Aim of the exercise: Check each line of the listing, and copy it if it contains the word "Хлевное".

Data entries:
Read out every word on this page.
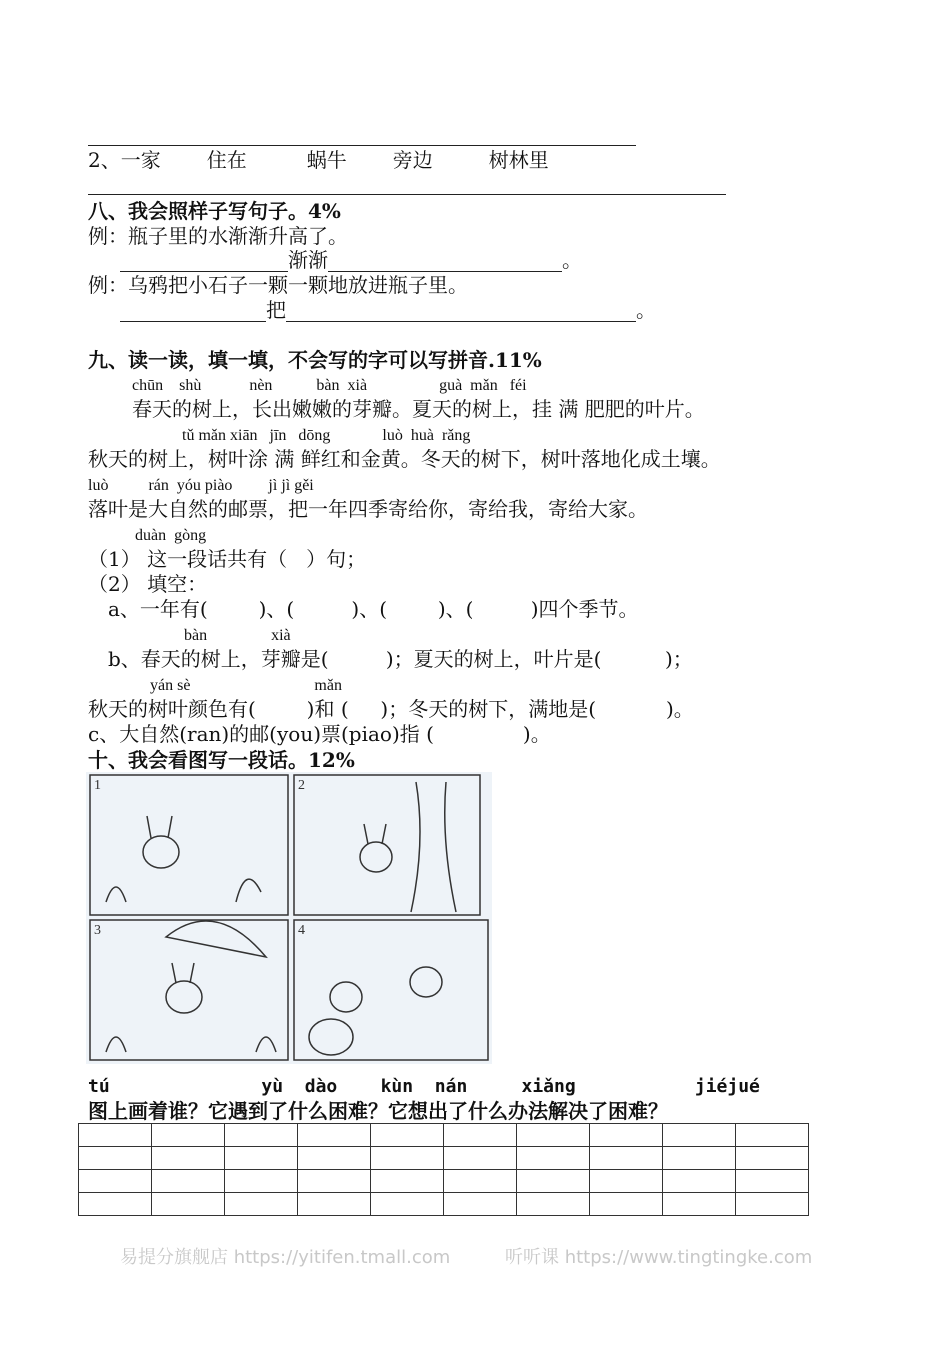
2、一家 住在	蜗牛 旁边	树林里
八、我会照样子写句子。4%
例：瓶子里的水渐渐升高了。
渐渐	。
例：乌鸦把小石子一颗一颗地放进瓶子里。
把	。
九、读一读，填一填，不会写的字可以写拼音.11%
chūn    shù            nèn           bàn  xià                  guà  mǎn   féi
春天的树上，长出嫩嫩的芽瓣。夏天的树上，挂 满 肥肥的叶片。
tǔ mǎn xiān   jīn   dōng             luò  huà  rǎng
秋天的树上，树叶涂 满 鲜红和金黄。冬天的树下，树叶落地化成土壤。
luò          rán  yóu piào         jì jì gěi
落叶是大自然的邮票，把一年四季寄给你，寄给我，寄给大家。
duàn  gòng
（1） 这一段话共有（   ）句；
（2） 填空：
a、一年有(        )、(         )、(        )、(         )四个季节。
bàn                xià
b、春天的树上，芽瓣是(         )；夏天的树上，叶片是(          )；
yán sè                               mǎn
秋天的树叶颜色有(        )和 (     )；冬天的树下，满地是(           )。
c、大自然(ran)的邮(you)票(piao)指 (              )。
十、我会看图写一段话。12%
1	2
3	4
tú              yù  dào    kùn  nán     xiǎng           jiéjué
图上画着谁？它遇到了什么困难？它想出了什么办法解决了困难？

易提分旗舰店 https://yitifen.tmall.com	听听课 https://www.tingtingke.com
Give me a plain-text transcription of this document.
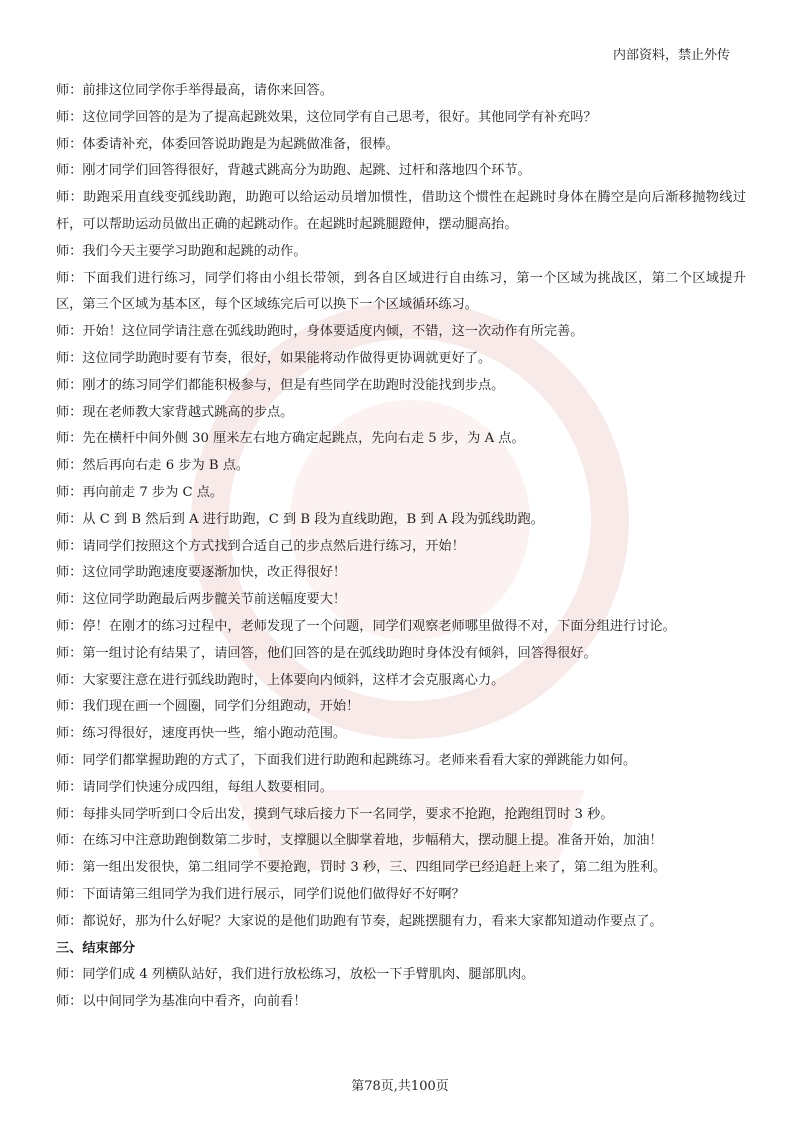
内部资料，禁止外传
师：前排这位同学你手举得最高，请你来回答。
师：这位同学回答的是为了提高起跳效果，这位同学有自己思考，很好。其他同学有补充吗？
师：体委请补充，体委回答说助跑是为起跳做准备，很棒。
师：刚才同学们回答得很好，背越式跳高分为助跑、起跳、过杆和落地四个环节。
师：助跑采用直线变弧线助跑，助跑可以给运动员增加惯性，借助这个惯性在起跳时身体在腾空是向后渐移抛物线过杆，可以帮助运动员做出正确的起跳动作。在起跳时起跳腿蹬伸，摆动腿高抬。
师：我们今天主要学习助跑和起跳的动作。
师：下面我们进行练习，同学们将由小组长带领，到各自区域进行自由练习，第一个区域为挑战区，第二个区域提升区，第三个区域为基本区，每个区域练完后可以换下一个区域循环练习。
师：开始！这位同学请注意在弧线助跑时，身体要适度内倾，不错，这一次动作有所完善。
师：这位同学助跑时要有节奏，很好，如果能将动作做得更协调就更好了。
师：刚才的练习同学们都能积极参与，但是有些同学在助跑时没能找到步点。
师：现在老师教大家背越式跳高的步点。
师：先在横杆中间外侧 30 厘米左右地方确定起跳点，先向右走 5 步，为 A 点。
师：然后再向右走 6 步为 B 点。
师：再向前走 7 步为 C 点。
师：从 C 到 B 然后到 A 进行助跑，C 到 B 段为直线助跑，B 到 A 段为弧线助跑。
师：请同学们按照这个方式找到合适自己的步点然后进行练习，开始！
师：这位同学助跑速度要逐渐加快，改正得很好！
师：这位同学助跑最后两步髋关节前送幅度要大！
师：停！在刚才的练习过程中，老师发现了一个问题，同学们观察老师哪里做得不对，下面分组进行讨论。
师：第一组讨论有结果了，请回答，他们回答的是在弧线助跑时身体没有倾斜，回答得很好。
师：大家要注意在进行弧线助跑时，上体要向内倾斜，这样才会克服离心力。
师：我们现在画一个圆圈，同学们分组跑动，开始！
师：练习得很好，速度再快一些，缩小跑动范围。
师：同学们都掌握助跑的方式了，下面我们进行助跑和起跳练习。老师来看看大家的弹跳能力如何。
师：请同学们快速分成四组，每组人数要相同。
师：每排头同学听到口令后出发，摸到气球后接力下一名同学，要求不抢跑，抢跑组罚时 3 秒。
师：在练习中注意助跑倒数第二步时，支撑腿以全脚掌着地，步幅稍大，摆动腿上提。准备开始，加油！
师：第一组出发很快，第二组同学不要抢跑，罚时 3 秒，三、四组同学已经追赶上来了，第二组为胜利。
师：下面请第三组同学为我们进行展示，同学们说他们做得好不好啊？
师：都说好，那为什么好呢？大家说的是他们助跑有节奏，起跳摆腿有力，看来大家都知道动作要点了。
三、结束部分
师：同学们成 4 列横队站好，我们进行放松练习，放松一下手臂肌肉、腿部肌肉。
师：以中间同学为基准向中看齐，向前看！
第78页,共100页
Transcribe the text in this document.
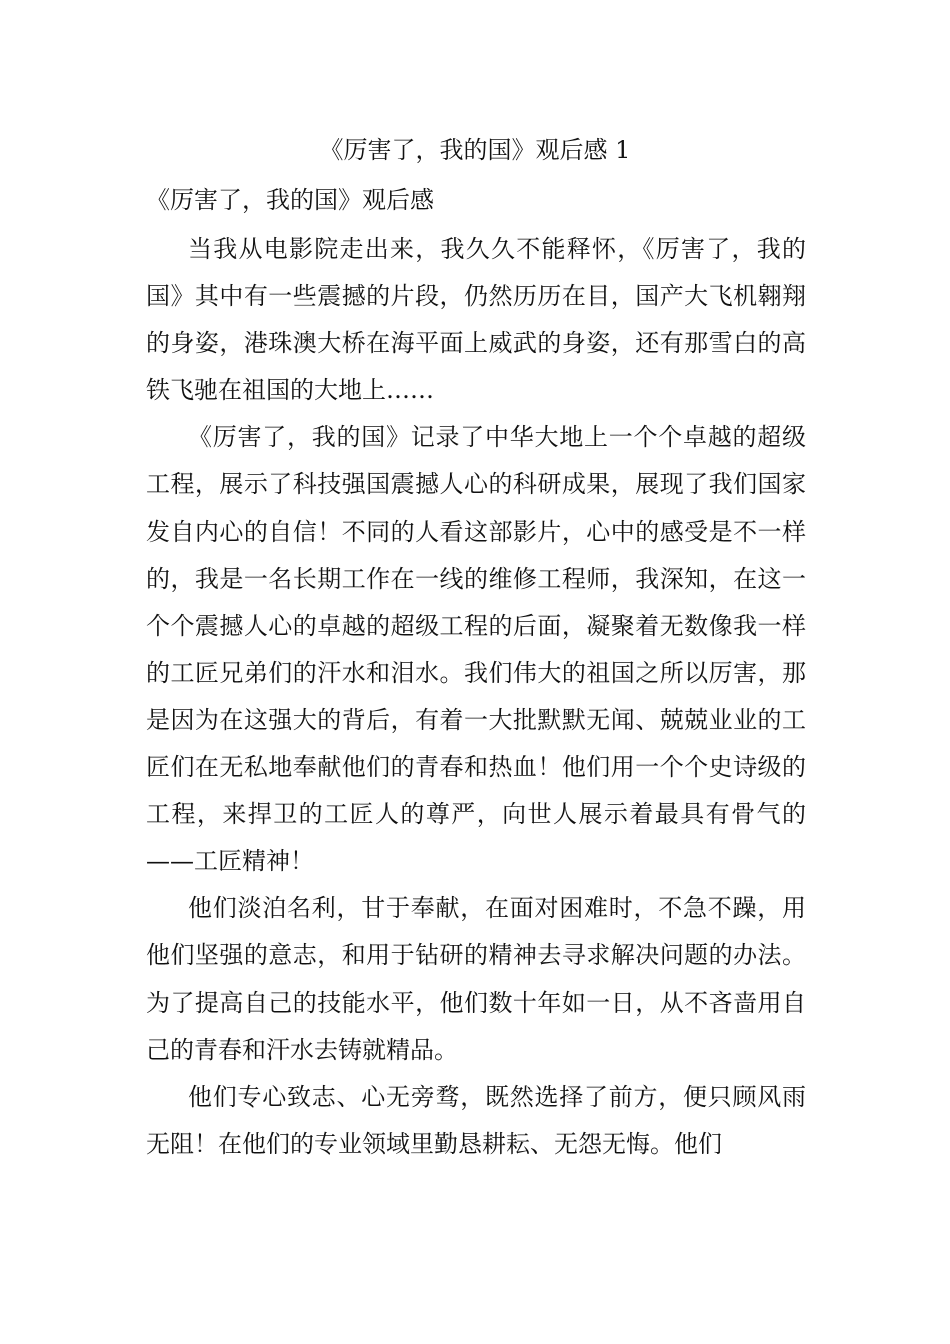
《厉害了，我的国》观后感 1
《厉害了，我的国》观后感

当我从电影院走出来，我久久不能释怀，《厉害了，我的国》其中有一些震撼的片段，仍然历历在目，国产大飞机翱翔的身姿，港珠澳大桥在海平面上威武的身姿，还有那雪白的高铁飞驰在祖国的大地上……

《厉害了，我的国》记录了中华大地上一个个卓越的超级工程，展示了科技强国震撼人心的科研成果，展现了我们国家发自内心的自信！不同的人看这部影片，心中的感受是不一样的，我是一名长期工作在一线的维修工程师，我深知，在这一个个震撼人心的卓越的超级工程的后面，凝聚着无数像我一样的工匠兄弟们的汗水和泪水。我们伟大的祖国之所以厉害，那是因为在这强大的背后，有着一大批默默无闻、兢兢业业的工匠们在无私地奉献他们的青春和热血！他们用一个个史诗级的工程，来捍卫的工匠人的尊严，向世人展示着最具有骨气的——工匠精神！

他们淡泊名利，甘于奉献，在面对困难时，不急不躁，用他们坚强的意志，和用于钻研的精神去寻求解决问题的办法。为了提高自己的技能水平，他们数十年如一日，从不吝啬用自己的青春和汗水去铸就精品。

他们专心致志、心无旁骛，既然选择了前方，便只顾风雨无阻！在他们的专业领域里勤恳耕耘、无怨无悔。他们
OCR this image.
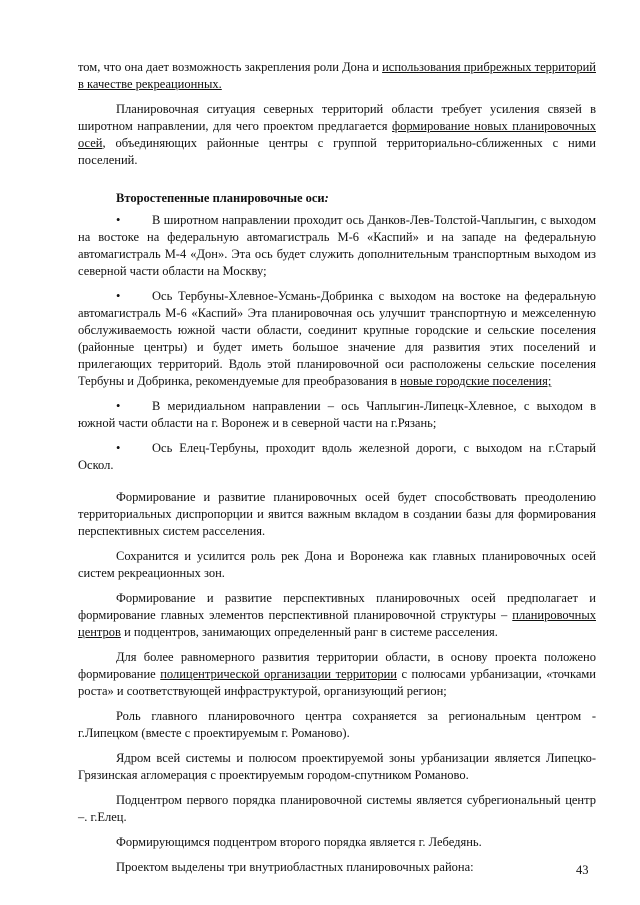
том, что она дает возможность закрепления роли Дона и использования прибрежных территорий в качестве рекреационных.

Планировочная ситуация северных территорий области требует усиления связей в широтном направлении, для чего проектом предлагается формирование новых планировочных осей, объединяющих районные центры с группой территориально-сближенных с ними поселений.

Второстепенные планировочные оси:

•	В широтном направлении проходит ось Данков-Лев-Толстой-Чаплыгин, с выходом на востоке на федеральную автомагистраль М-6 «Каспий» и на западе на федеральную автомагистраль М-4 «Дон». Эта ось будет служить дополнительным транспортным выходом из северной части области на Москву;

•	Ось Тербуны-Хлевное-Усмань-Добринка с выходом на востоке на федеральную автомагистраль М-6 «Каспий» Эта планировочная ось улучшит транспортную и межселенную обслуживаемость южной части области, соединит крупные городские и сельские поселения (районные центры) и будет иметь большое значение для развития этих поселений и прилегающих территорий. Вдоль этой планировочной оси расположены сельские поселения Тербуны и Добринка, рекомендуемые для преобразования в новые городские поселения;

•	В меридиальном направлении – ось Чаплыгин-Липецк-Хлевное, с выходом в южной части области на г. Воронеж и в северной части на г.Рязань;

•	Ось Елец-Тербуны, проходит вдоль железной дороги, с выходом на г.Старый Оскол.

Формирование и развитие планировочных осей будет способствовать преодолению территориальных диспропорции и явится важным вкладом в создании базы для формирования перспективных систем расселения.

Сохранится и усилится роль рек Дона и Воронежа как главных планировочных осей систем рекреационных зон.

Формирование и развитие перспективных планировочных осей предполагает и формирование главных элементов перспективной планировочной структуры – планировочных центров и подцентров, занимающих определенный ранг в системе расселения.

Для более равномерного развития территории области, в основу проекта положено формирование полицентрической организации территории с полюсами урбанизации, «точками роста» и соответствующей инфраструктурой, организующий регион;

Роль главного планировочного центра сохраняется за региональным центром - г.Липецком (вместе с проектируемым г. Романово).

Ядром всей системы и полюсом проектируемой зоны урбанизации является Липецко-Грязинская агломерация с проектируемым городом-спутником Романово.

Подцентром первого порядка планировочной системы является субрегиональный центр –. г.Елец.

Формирующимся подцентром второго порядка является г. Лебедянь.

Проектом выделены три внутриобластных планировочных района:	43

Output of the exercise:
•	Ось Тербуны-Хлевное-Усмань-Добринка с выходом на востоке на федеральную автомагистраль М-6 «Каспий» Эта планировочная ось улучшит транспортную и межселенную обслуживаемость южной части области, соединит крупные городские и сельские поселения (районные центры) и будет иметь большое значение для развития этих поселений и прилегающих территорий. Вдоль этой планировочной оси расположены сельские поселения Тербуны и Добринка, рекомендуемые для преобразования в новые городские поселения;
•	В меридиальном направлении – ось Чаплыгин-Липецк-Хлевное, с выходом в южной части области на г. Воронеж и в северной части на г.Рязань;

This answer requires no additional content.